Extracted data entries
* * * * * * *

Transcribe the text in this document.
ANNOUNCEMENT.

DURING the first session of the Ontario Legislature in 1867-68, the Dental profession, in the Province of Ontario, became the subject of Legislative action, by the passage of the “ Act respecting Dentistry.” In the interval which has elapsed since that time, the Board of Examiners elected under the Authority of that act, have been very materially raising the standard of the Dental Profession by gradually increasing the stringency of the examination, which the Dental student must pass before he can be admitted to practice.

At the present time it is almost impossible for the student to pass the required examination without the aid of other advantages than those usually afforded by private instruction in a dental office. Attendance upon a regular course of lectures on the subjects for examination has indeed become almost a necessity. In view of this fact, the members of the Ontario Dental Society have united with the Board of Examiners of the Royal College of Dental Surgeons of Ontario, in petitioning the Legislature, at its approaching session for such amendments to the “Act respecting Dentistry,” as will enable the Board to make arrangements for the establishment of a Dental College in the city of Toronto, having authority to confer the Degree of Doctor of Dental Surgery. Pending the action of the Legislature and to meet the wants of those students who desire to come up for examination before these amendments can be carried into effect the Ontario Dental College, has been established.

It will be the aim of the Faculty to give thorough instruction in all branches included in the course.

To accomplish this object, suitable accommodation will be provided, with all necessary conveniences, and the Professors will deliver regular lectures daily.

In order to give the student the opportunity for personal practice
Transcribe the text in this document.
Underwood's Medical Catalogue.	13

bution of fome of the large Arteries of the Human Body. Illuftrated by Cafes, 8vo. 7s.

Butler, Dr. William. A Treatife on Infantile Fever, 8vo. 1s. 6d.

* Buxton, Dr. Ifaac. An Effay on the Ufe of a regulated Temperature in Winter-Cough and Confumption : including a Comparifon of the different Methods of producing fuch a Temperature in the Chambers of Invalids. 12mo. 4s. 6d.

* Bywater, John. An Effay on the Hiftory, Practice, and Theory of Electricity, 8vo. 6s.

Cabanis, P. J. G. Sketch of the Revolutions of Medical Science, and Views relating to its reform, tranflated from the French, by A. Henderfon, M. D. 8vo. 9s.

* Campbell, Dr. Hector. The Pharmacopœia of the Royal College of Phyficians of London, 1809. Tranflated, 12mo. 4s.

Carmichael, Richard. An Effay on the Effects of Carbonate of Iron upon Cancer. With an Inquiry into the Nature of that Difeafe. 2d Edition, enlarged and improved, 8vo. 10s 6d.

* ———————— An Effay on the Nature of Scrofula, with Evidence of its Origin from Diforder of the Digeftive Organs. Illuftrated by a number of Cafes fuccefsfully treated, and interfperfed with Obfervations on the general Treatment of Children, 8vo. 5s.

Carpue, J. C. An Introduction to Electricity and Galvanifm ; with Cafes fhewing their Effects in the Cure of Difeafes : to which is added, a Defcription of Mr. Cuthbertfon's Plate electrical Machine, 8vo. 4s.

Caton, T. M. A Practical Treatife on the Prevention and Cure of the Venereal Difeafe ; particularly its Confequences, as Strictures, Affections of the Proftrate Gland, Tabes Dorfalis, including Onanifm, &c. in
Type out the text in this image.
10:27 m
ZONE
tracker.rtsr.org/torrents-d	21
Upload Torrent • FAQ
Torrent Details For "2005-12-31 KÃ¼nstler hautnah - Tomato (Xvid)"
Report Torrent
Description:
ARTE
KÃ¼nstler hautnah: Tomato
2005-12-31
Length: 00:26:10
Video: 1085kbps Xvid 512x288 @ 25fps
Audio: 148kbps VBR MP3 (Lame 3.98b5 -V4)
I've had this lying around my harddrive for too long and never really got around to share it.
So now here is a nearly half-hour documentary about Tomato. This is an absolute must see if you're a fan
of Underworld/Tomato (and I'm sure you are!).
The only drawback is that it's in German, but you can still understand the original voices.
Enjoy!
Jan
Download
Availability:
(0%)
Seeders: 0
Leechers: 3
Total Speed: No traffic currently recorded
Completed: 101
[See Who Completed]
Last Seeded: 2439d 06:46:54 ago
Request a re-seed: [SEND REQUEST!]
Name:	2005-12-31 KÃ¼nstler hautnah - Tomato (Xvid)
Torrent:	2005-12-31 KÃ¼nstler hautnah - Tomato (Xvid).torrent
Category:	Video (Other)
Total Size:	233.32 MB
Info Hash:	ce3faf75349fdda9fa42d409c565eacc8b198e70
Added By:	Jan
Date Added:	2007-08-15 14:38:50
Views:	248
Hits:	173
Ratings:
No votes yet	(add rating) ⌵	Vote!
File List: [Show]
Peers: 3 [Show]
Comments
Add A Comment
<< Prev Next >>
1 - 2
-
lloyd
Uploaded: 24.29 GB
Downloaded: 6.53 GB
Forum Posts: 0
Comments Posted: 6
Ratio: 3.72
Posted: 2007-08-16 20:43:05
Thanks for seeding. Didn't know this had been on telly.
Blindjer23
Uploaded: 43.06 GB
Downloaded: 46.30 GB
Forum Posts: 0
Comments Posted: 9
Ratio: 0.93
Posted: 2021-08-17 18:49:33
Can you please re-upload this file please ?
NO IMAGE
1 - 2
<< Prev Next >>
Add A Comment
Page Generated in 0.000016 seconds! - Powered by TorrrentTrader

* * * * * * *

▸ Set problem
From the entries above, copy every line where the word "Tomato" shows up.

▸ Final result
Torrent Details For "2005-12-31 KÃ¼nstler hautnah - Tomato (Xvid)"
KÃ¼nstler hautnah: Tomato
So now here is a nearly half-hour documentary about Tomato. This is an absolute must see if you're a fan
of Underworld/Tomato (and I'm sure you are!).
Name:	2005-12-31 KÃ¼nstler hautnah - Tomato (Xvid)
Torrent:	2005-12-31 KÃ¼nstler hautnah - Tomato (Xvid).torrent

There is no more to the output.